- REQUIREMENT: Output solely the number of lines containing the string "OCEAE".
** START OF DATASET ROWS **
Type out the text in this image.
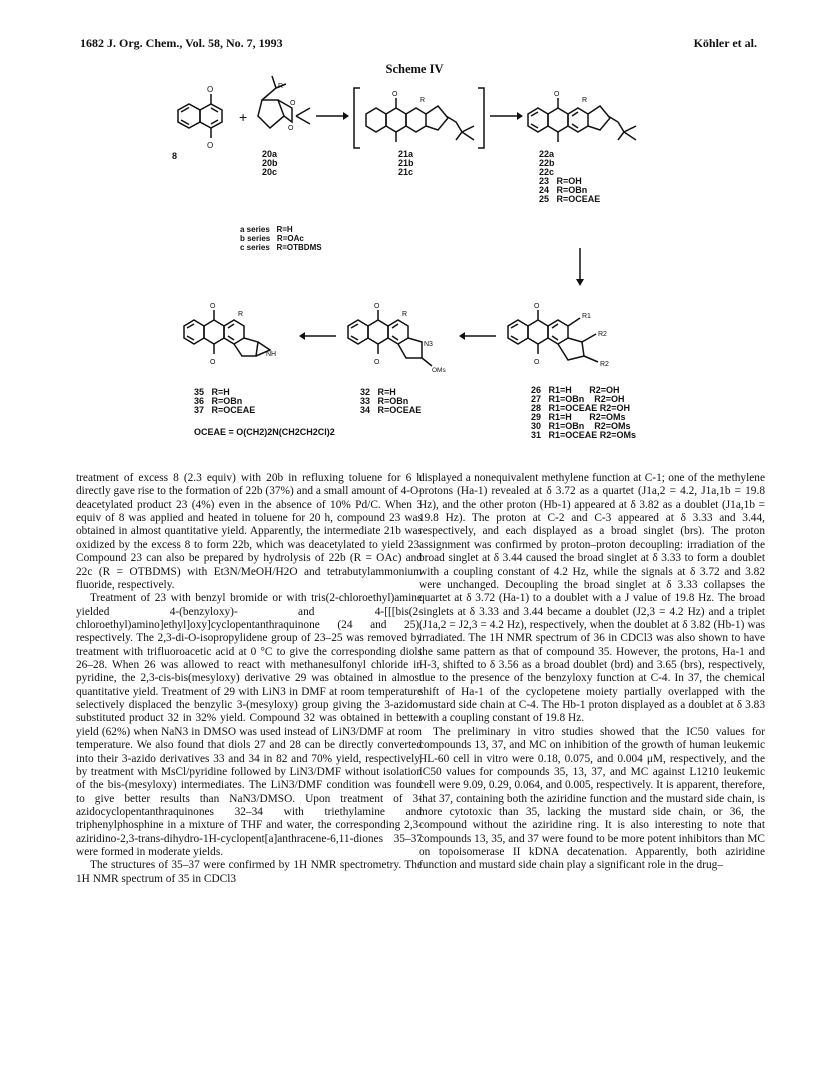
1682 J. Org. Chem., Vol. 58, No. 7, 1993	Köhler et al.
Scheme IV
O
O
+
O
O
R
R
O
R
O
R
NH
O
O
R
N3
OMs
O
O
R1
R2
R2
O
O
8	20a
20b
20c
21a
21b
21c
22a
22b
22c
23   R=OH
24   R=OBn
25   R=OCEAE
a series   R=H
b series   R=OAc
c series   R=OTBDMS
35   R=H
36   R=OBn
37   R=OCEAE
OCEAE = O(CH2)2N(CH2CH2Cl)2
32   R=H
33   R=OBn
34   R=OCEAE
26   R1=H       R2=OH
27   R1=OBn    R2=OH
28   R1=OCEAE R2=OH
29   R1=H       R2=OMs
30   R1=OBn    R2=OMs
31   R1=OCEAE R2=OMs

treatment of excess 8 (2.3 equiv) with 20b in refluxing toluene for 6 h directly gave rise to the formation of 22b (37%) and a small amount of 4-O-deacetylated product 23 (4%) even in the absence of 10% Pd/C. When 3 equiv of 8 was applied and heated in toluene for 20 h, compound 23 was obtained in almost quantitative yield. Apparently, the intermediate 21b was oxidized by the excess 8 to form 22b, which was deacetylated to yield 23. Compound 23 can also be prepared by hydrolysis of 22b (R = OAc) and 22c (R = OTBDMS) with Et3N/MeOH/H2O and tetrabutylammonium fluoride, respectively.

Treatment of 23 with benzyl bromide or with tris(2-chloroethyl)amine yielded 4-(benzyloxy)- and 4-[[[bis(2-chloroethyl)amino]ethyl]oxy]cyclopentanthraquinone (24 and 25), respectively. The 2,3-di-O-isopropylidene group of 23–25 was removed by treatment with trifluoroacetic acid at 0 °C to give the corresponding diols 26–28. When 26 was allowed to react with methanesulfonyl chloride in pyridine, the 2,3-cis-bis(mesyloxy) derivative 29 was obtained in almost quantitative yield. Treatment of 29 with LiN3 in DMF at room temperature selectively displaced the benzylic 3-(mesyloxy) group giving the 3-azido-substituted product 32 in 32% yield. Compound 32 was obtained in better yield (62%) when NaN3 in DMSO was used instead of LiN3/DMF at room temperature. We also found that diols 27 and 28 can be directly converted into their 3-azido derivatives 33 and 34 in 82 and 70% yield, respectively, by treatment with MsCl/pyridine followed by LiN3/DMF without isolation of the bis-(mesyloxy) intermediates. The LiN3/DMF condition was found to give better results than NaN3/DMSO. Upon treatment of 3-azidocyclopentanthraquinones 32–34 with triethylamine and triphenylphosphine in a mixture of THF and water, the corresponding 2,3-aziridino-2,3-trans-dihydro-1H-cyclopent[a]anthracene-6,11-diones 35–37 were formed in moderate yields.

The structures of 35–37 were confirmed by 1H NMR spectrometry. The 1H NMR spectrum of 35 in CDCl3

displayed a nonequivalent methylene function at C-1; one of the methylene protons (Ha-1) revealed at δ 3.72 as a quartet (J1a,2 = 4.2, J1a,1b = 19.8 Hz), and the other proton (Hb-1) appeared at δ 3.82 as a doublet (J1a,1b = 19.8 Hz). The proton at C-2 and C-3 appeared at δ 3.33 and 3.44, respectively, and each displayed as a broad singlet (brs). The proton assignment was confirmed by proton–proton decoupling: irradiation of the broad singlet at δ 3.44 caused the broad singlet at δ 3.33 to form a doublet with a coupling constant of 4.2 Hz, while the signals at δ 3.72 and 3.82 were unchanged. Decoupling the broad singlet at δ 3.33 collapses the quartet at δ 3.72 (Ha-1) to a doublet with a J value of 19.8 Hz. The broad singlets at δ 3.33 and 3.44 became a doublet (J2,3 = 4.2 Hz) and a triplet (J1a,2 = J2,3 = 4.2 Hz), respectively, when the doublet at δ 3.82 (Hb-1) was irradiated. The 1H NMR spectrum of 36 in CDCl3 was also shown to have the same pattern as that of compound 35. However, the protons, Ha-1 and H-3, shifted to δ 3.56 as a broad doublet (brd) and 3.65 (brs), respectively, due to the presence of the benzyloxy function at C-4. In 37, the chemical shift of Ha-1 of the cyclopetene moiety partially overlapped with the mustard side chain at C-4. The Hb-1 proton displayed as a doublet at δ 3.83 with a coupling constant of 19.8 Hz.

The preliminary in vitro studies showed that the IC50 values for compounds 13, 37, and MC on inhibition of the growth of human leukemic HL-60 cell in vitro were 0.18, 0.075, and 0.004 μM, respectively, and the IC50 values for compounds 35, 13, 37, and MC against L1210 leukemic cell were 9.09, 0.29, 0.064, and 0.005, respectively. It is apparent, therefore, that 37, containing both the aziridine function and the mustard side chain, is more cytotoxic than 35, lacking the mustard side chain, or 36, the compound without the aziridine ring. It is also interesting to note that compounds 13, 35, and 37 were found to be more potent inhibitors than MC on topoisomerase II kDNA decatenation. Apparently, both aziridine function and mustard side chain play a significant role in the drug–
** END OF DATASET ROWS **
- RESPONSE TO THE EXERCISE: 6